GIVEN TASK: Check each line of the records below for the word "name" and copy those where it appears.

RECORD LIST:
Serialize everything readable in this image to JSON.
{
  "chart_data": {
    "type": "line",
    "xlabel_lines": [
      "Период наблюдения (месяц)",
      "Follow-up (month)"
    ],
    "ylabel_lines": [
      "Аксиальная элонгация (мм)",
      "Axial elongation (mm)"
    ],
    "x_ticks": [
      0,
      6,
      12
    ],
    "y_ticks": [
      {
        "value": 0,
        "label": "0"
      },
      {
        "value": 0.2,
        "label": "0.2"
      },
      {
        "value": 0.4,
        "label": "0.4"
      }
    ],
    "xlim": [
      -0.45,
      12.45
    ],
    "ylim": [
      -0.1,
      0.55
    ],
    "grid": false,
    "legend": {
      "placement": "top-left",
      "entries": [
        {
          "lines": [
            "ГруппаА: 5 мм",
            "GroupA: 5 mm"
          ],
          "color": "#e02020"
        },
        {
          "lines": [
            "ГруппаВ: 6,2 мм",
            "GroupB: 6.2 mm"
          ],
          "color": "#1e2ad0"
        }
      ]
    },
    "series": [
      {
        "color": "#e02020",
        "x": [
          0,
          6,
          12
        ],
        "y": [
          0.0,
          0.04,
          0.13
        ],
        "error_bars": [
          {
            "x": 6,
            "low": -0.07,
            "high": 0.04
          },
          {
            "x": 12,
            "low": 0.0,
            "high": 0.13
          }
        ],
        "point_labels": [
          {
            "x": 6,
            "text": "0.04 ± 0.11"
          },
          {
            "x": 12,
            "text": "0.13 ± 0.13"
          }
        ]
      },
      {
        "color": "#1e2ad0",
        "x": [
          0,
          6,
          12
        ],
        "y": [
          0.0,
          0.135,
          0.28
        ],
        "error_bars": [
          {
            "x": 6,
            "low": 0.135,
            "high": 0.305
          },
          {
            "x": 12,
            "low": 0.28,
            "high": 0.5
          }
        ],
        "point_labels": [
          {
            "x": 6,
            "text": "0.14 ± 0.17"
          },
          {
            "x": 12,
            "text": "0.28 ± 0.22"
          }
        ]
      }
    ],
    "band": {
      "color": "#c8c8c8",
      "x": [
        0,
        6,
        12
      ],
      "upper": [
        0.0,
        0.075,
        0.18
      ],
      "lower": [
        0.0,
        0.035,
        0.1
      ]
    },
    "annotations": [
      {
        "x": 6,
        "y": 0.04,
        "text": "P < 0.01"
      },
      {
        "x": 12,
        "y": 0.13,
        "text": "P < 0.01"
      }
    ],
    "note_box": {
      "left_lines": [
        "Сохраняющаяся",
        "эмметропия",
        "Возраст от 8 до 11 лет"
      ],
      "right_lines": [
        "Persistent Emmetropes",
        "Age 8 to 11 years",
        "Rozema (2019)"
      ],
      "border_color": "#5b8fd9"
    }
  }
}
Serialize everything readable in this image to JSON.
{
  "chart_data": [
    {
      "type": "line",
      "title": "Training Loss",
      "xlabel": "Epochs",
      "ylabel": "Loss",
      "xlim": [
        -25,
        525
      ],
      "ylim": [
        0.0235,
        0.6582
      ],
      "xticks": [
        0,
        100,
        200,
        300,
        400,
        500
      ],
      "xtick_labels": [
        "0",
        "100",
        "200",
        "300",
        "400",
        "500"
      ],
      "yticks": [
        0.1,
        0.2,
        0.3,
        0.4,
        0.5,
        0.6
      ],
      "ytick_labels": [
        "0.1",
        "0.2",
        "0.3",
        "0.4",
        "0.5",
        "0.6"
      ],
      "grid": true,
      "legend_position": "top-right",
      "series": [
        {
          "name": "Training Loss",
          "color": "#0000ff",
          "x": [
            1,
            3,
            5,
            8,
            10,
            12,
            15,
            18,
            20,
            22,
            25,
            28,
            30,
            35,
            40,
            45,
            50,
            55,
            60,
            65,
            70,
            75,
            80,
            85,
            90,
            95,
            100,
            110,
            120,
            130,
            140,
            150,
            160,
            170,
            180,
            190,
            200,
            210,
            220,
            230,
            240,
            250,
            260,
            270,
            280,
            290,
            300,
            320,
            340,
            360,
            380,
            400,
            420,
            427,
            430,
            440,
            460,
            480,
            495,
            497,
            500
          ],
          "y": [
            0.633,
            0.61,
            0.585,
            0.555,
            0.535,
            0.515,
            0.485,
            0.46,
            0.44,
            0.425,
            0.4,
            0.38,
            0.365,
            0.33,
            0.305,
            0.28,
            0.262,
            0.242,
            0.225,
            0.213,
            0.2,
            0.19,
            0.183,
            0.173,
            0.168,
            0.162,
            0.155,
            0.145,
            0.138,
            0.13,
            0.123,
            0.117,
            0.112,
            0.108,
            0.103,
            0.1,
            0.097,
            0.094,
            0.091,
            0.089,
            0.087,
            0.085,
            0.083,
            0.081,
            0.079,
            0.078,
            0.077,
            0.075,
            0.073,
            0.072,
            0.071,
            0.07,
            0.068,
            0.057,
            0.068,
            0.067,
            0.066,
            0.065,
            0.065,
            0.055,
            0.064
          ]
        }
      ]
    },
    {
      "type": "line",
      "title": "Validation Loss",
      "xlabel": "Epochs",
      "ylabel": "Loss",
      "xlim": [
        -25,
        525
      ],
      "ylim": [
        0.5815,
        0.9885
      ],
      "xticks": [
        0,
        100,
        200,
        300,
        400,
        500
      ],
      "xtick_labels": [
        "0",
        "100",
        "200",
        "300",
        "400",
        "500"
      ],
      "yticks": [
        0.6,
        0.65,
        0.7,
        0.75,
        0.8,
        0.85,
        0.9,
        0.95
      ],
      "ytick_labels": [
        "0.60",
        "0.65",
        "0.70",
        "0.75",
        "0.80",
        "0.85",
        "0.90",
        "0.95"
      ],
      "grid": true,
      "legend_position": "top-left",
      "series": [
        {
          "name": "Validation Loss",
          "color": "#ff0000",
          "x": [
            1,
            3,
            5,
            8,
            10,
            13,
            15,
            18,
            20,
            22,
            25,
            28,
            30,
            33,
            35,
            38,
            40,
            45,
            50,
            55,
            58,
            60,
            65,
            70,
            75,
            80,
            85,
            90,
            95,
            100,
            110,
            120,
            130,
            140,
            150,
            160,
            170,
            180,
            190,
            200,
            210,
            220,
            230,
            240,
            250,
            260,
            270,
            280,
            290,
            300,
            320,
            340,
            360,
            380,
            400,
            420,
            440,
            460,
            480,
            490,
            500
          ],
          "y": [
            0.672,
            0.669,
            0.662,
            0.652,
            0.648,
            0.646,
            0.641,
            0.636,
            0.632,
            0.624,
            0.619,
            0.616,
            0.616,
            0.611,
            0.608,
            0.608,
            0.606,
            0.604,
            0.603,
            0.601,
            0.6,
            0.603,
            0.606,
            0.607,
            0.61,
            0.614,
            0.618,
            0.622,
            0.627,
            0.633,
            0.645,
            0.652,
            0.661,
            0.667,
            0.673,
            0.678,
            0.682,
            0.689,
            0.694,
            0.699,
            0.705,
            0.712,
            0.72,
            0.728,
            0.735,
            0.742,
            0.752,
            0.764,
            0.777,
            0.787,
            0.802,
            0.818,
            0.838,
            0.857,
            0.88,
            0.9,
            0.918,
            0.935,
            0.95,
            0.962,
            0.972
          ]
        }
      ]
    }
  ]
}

ANSWER TO THE PROBLEM:
          "name": "Training Loss",
          "name": "Validation Loss",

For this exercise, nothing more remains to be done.